## THE TASK
Draw out every line with the word "ffffff" from the listing below.

## RECORDS TO USE
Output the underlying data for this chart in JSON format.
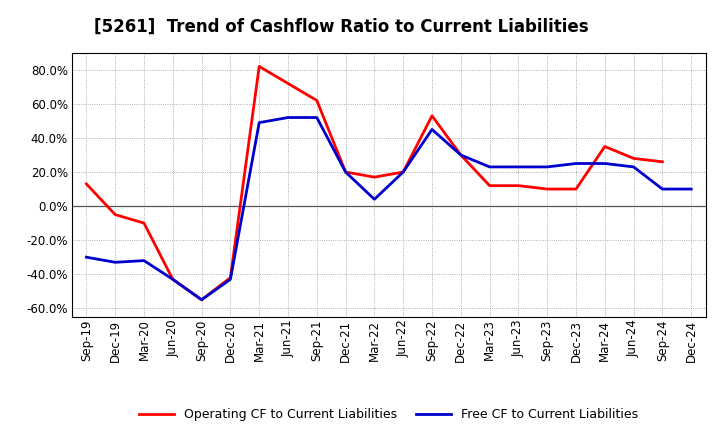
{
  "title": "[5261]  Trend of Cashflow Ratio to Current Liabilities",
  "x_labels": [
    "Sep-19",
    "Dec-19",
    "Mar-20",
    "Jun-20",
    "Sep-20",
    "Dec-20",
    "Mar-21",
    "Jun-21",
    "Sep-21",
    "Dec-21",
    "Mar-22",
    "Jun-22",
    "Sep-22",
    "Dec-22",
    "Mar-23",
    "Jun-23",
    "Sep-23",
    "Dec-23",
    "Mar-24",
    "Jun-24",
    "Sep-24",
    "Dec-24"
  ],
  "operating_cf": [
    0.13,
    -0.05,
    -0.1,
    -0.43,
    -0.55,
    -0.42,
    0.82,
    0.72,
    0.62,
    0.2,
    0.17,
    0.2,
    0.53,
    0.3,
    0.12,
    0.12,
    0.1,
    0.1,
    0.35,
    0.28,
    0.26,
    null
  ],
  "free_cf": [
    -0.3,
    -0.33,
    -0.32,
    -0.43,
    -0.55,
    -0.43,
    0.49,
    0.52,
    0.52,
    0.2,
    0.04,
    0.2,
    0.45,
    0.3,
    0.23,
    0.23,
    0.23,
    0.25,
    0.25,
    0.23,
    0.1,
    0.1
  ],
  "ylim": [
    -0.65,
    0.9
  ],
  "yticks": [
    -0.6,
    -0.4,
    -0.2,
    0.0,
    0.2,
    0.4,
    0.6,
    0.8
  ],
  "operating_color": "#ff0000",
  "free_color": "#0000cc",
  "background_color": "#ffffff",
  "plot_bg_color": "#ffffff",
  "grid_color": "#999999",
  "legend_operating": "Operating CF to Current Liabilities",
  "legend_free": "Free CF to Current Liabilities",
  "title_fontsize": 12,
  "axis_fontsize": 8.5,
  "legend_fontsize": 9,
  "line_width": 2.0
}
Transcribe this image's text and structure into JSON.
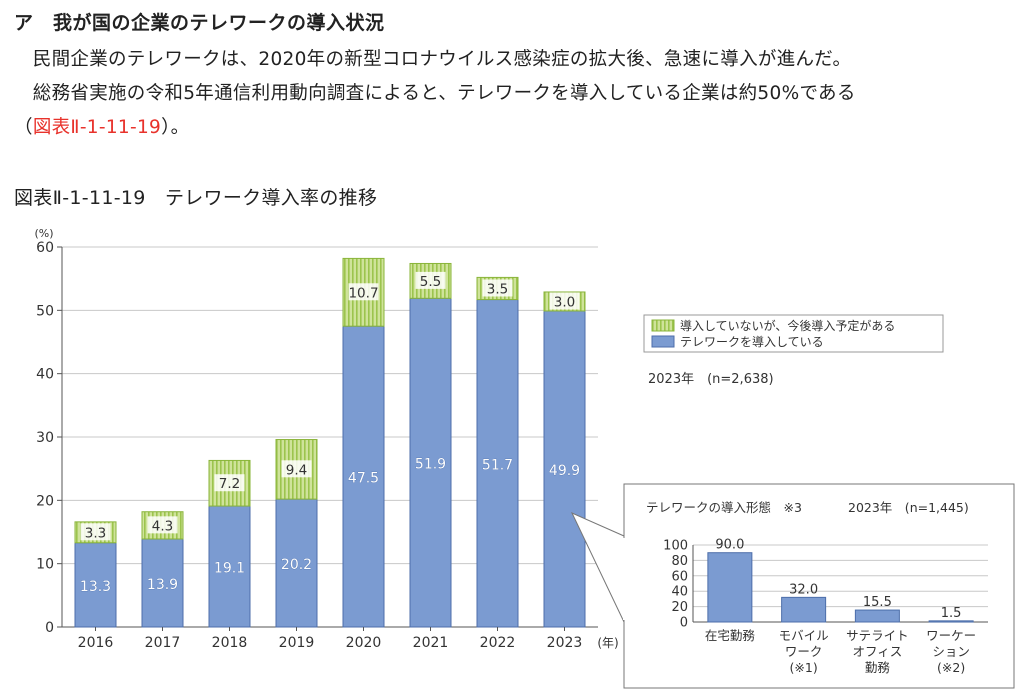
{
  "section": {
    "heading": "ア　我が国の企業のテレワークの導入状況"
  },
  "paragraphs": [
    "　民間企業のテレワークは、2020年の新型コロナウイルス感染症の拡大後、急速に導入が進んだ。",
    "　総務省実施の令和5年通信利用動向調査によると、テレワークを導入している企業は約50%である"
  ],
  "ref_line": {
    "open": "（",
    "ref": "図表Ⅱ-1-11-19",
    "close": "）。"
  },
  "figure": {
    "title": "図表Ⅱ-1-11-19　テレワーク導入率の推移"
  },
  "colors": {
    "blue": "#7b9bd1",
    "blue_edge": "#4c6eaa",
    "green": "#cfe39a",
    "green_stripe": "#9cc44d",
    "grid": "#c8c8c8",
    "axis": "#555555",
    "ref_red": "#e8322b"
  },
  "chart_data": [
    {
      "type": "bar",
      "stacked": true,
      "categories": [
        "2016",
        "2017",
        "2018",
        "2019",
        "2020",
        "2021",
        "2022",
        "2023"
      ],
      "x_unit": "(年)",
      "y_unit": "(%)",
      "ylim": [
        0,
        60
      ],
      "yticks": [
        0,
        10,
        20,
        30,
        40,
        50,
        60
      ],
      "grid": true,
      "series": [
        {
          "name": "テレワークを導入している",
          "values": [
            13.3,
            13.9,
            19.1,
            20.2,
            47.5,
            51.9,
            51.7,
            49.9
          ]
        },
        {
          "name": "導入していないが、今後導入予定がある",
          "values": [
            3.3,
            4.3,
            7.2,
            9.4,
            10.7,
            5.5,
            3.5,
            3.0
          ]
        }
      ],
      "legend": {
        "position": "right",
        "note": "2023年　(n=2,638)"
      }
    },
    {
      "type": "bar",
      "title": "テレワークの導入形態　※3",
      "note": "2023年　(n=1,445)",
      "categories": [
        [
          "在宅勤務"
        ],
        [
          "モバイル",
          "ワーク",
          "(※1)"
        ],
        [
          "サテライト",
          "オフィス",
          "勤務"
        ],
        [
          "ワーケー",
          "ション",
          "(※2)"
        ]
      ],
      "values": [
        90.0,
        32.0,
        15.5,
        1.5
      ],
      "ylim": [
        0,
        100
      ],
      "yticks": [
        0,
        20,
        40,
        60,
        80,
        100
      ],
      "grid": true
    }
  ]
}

## EXERCISE ANSWER
  "background_color": "#ffffff",
  "plot_bg_color": "#ffffff",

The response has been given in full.